- [STORED ROWS]:
<<<<

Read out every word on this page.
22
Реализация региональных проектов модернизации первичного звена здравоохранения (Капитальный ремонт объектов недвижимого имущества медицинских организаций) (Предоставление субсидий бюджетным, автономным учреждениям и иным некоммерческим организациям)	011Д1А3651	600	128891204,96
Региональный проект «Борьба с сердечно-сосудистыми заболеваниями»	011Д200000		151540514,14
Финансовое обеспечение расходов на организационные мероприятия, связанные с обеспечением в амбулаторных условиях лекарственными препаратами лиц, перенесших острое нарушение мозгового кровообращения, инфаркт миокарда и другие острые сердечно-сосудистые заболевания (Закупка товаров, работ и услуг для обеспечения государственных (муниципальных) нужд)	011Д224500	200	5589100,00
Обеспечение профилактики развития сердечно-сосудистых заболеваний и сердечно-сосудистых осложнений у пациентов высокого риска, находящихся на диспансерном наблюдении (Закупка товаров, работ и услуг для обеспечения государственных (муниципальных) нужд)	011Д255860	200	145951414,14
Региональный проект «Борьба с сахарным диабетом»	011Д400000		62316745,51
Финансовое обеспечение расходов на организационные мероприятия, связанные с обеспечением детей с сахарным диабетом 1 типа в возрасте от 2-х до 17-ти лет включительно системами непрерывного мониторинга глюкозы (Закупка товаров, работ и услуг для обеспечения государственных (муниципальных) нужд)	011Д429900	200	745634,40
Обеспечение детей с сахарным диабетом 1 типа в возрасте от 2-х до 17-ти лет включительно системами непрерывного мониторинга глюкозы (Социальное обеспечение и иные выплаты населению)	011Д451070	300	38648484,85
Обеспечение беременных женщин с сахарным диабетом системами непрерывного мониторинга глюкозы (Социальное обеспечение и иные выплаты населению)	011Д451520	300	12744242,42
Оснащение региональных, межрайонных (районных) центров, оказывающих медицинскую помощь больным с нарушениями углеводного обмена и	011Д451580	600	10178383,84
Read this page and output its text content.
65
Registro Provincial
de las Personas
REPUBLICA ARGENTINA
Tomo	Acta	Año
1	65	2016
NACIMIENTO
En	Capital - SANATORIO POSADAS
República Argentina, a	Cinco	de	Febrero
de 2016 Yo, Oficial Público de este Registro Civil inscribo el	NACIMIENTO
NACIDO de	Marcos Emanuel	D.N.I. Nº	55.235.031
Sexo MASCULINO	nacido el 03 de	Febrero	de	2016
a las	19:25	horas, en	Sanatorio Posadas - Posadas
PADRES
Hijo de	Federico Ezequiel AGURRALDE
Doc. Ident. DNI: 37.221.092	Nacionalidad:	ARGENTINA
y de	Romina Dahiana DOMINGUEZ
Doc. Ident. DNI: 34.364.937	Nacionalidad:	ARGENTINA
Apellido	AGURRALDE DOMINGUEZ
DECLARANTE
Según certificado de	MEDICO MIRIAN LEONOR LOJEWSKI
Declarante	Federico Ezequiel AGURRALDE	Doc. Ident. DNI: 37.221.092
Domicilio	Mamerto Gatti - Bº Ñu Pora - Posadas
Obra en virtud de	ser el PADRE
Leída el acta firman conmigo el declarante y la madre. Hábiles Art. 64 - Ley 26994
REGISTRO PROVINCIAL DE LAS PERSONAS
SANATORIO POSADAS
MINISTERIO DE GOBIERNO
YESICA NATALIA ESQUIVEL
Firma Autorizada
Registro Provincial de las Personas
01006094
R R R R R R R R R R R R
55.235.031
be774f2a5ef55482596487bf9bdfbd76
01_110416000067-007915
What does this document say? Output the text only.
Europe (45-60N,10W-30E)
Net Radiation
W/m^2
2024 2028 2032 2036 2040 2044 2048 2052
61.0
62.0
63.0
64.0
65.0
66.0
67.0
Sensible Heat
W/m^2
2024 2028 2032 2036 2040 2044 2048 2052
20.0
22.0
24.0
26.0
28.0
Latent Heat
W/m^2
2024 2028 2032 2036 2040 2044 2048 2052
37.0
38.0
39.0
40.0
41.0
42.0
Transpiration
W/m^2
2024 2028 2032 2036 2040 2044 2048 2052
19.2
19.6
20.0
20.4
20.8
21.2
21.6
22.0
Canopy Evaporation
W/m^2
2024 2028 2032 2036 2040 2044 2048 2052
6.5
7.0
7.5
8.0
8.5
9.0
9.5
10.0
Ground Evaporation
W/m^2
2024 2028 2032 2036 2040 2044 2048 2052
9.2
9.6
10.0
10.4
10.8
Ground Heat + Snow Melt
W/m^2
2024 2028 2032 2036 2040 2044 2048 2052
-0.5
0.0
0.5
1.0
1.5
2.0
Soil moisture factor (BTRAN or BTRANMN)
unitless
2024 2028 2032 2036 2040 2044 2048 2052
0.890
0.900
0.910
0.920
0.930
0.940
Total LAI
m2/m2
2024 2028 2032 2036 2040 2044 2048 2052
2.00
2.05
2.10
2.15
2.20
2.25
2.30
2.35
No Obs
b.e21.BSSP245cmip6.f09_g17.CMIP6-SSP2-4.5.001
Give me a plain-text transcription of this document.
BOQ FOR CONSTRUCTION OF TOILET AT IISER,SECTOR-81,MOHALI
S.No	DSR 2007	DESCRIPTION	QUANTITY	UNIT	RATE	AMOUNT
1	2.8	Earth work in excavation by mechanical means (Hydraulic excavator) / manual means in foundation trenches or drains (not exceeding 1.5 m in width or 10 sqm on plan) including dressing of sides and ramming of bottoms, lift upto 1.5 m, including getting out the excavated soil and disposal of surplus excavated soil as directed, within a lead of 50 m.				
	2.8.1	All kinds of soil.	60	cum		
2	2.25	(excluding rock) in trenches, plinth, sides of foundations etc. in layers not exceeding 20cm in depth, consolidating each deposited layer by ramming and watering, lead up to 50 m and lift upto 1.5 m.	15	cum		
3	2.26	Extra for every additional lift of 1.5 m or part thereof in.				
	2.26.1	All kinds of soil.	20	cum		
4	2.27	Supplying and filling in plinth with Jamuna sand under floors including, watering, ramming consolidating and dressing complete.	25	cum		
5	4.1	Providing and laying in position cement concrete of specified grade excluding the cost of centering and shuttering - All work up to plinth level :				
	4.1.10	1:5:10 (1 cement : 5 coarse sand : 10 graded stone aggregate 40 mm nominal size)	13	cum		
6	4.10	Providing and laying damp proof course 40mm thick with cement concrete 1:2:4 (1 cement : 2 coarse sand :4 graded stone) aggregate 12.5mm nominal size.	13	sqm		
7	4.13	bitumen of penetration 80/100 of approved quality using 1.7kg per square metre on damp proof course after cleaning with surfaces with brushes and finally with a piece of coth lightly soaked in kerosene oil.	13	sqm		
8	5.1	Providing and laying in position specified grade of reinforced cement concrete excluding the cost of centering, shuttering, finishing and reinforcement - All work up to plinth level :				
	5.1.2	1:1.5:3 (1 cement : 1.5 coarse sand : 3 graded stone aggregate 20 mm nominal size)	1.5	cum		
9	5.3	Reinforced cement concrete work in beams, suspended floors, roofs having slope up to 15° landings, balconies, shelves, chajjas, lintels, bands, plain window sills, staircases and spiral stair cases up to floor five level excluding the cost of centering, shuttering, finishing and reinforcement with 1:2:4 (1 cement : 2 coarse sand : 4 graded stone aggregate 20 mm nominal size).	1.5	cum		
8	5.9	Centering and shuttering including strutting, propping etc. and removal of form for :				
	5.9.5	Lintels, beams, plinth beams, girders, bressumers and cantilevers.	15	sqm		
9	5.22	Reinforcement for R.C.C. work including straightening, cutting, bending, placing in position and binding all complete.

>>>>

Could you transcribe the records in full, exactly?

- [EXERCISE ANSWER]:
Read out every word on this page.
22
Реализация региональных проектов модернизации первичного звена здравоохранения (Капитальный ремонт объектов недвижимого имущества медицинских организаций) (Предоставление субсидий бюджетным, автономным учреждениям и иным некоммерческим организациям)	011Д1А3651	600	128891204,96
Региональный проект «Борьба с сердечно-сосудистыми заболеваниями»	011Д200000		151540514,14
Финансовое обеспечение расходов на организационные мероприятия, связанные с обеспечением в амбулаторных условиях лекарственными препаратами лиц, перенесших острое нарушение мозгового кровообращения, инфаркт миокарда и другие острые сердечно-сосудистые заболевания (Закупка товаров, работ и услуг для обеспечения государственных (муниципальных) нужд)	011Д224500	200	5589100,00
Обеспечение профилактики развития сердечно-сосудистых заболеваний и сердечно-сосудистых осложнений у пациентов высокого риска, находящихся на диспансерном наблюдении (Закупка товаров, работ и услуг для обеспечения государственных (муниципальных) нужд)	011Д255860	200	145951414,14
Региональный проект «Борьба с сахарным диабетом»	011Д400000		62316745,51
Финансовое обеспечение расходов на организационные мероприятия, связанные с обеспечением детей с сахарным диабетом 1 типа в возрасте от 2-х до 17-ти лет включительно системами непрерывного мониторинга глюкозы (Закупка товаров, работ и услуг для обеспечения государственных (муниципальных) нужд)	011Д429900	200	745634,40
Обеспечение детей с сахарным диабетом 1 типа в возрасте от 2-х до 17-ти лет включительно системами непрерывного мониторинга глюкозы (Социальное обеспечение и иные выплаты населению)	011Д451070	300	38648484,85
Обеспечение беременных женщин с сахарным диабетом системами непрерывного мониторинга глюкозы (Социальное обеспечение и иные выплаты населению)	011Д451520	300	12744242,42
Оснащение региональных, межрайонных (районных) центров, оказывающих медицинскую помощь больным с нарушениями углеводного обмена и	011Д451580	600	10178383,84
Read this page and output its text content.
65
Registro Provincial
de las Personas
REPUBLICA ARGENTINA
Tomo	Acta	Año
1	65	2016
NACIMIENTO
En	Capital - SANATORIO POSADAS
República Argentina, a	Cinco	de	Febrero
de 2016 Yo, Oficial Público de este Registro Civil inscribo el	NACIMIENTO
NACIDO de	Marcos Emanuel	D.N.I. Nº	55.235.031
Sexo MASCULINO	nacido el 03 de	Febrero	de	2016
a las	19:25	horas, en	Sanatorio Posadas - Posadas
PADRES
Hijo de	Federico Ezequiel AGURRALDE
Doc. Ident. DNI: 37.221.092	Nacionalidad:	ARGENTINA
y de	Romina Dahiana DOMINGUEZ
Doc. Ident. DNI: 34.364.937	Nacionalidad:	ARGENTINA
Apellido	AGURRALDE DOMINGUEZ
DECLARANTE
Según certificado de	MEDICO MIRIAN LEONOR LOJEWSKI
Declarante	Federico Ezequiel AGURRALDE	Doc. Ident. DNI: 37.221.092
Domicilio	Mamerto Gatti - Bº Ñu Pora - Posadas
Obra en virtud de	ser el PADRE
Leída el acta firman conmigo el declarante y la madre. Hábiles Art. 64 - Ley 26994
REGISTRO PROVINCIAL DE LAS PERSONAS
SANATORIO POSADAS
MINISTERIO DE GOBIERNO
YESICA NATALIA ESQUIVEL
Firma Autorizada
Registro Provincial de las Personas
01006094
R R R R R R R R R R R R
55.235.031
be774f2a5ef55482596487bf9bdfbd76
01_110416000067-007915
What does this document say? Output the text only.
Europe (45-60N,10W-30E)
Net Radiation
W/m^2
2024 2028 2032 2036 2040 2044 2048 2052
61.0
62.0
63.0
64.0
65.0
66.0
67.0
Sensible Heat
W/m^2
2024 2028 2032 2036 2040 2044 2048 2052
20.0
22.0
24.0
26.0
28.0
Latent Heat
W/m^2
2024 2028 2032 2036 2040 2044 2048 2052
37.0
38.0
39.0
40.0
41.0
42.0
Transpiration
W/m^2
2024 2028 2032 2036 2040 2044 2048 2052
19.2
19.6
20.0
20.4
20.8
21.2
21.6
22.0
Canopy Evaporation
W/m^2
2024 2028 2032 2036 2040 2044 2048 2052
6.5
7.0
7.5
8.0
8.5
9.0
9.5
10.0
Ground Evaporation
W/m^2
2024 2028 2032 2036 2040 2044 2048 2052
9.2
9.6
10.0
10.4
10.8
Ground Heat + Snow Melt
W/m^2
2024 2028 2032 2036 2040 2044 2048 2052
-0.5
0.0
0.5
1.0
1.5
2.0
Soil moisture factor (BTRAN or BTRANMN)
unitless
2024 2028 2032 2036 2040 2044 2048 2052
0.890
0.900
0.910
0.920
0.930
0.940
Total LAI
m2/m2
2024 2028 2032 2036 2040 2044 2048 2052
2.00
2.05
2.10
2.15
2.20
2.25
2.30
2.35
No Obs
b.e21.BSSP245cmip6.f09_g17.CMIP6-SSP2-4.5.001
Give me a plain-text transcription of this document.
BOQ FOR CONSTRUCTION OF TOILET AT IISER,SECTOR-81,MOHALI
S.No	DSR 2007	DESCRIPTION	QUANTITY	UNIT	RATE	AMOUNT
1	2.8	Earth work in excavation by mechanical means (Hydraulic excavator) / manual means in foundation trenches or drains (not exceeding 1.5 m in width or 10 sqm on plan) including dressing of sides and ramming of bottoms, lift upto 1.5 m, including getting out the excavated soil and disposal of surplus excavated soil as directed, within a lead of 50 m.				
	2.8.1	All kinds of soil.	60	cum		
2	2.25	(excluding rock) in trenches, plinth, sides of foundations etc. in layers not exceeding 20cm in depth, consolidating each deposited layer by ramming and watering, lead up to 50 m and lift upto 1.5 m.	15	cum		
3	2.26	Extra for every additional lift of 1.5 m or part thereof in.				
	2.26.1	All kinds of soil.	20	cum		
4	2.27	Supplying and filling in plinth with Jamuna sand under floors including, watering, ramming consolidating and dressing complete.	25	cum		
5	4.1	Providing and laying in position cement concrete of specified grade excluding the cost of centering and shuttering - All work up to plinth level :				
	4.1.10	1:5:10 (1 cement : 5 coarse sand : 10 graded stone aggregate 40 mm nominal size)	13	cum		
6	4.10	Providing and laying damp proof course 40mm thick with cement concrete 1:2:4 (1 cement : 2 coarse sand :4 graded stone) aggregate 12.5mm nominal size.	13	sqm		
7	4.13	bitumen of penetration 80/100 of approved quality using 1.7kg per square metre on damp proof course after cleaning with surfaces with brushes and finally with a piece of coth lightly soaked in kerosene oil.	13	sqm		
8	5.1	Providing and laying in position specified grade of reinforced cement concrete excluding the cost of centering, shuttering, finishing and reinforcement - All work up to plinth level :				
	5.1.2	1:1.5:3 (1 cement : 1.5 coarse sand : 3 graded stone aggregate 20 mm nominal size)	1.5	cum		
9	5.3	Reinforced cement concrete work in beams, suspended floors, roofs having slope up to 15° landings, balconies, shelves, chajjas, lintels, bands, plain window sills, staircases and spiral stair cases up to floor five level excluding the cost of centering, shuttering, finishing and reinforcement with 1:2:4 (1 cement : 2 coarse sand : 4 graded stone aggregate 20 mm nominal size).	1.5	cum		
8	5.9	Centering and shuttering including strutting, propping etc. and removal of form for :				
	5.9.5	Lintels, beams, plinth beams, girders, bressumers and cantilevers.	15	sqm		
9	5.22	Reinforcement for R.C.C. work including straightening, cutting, bending, placing in position and binding all complete.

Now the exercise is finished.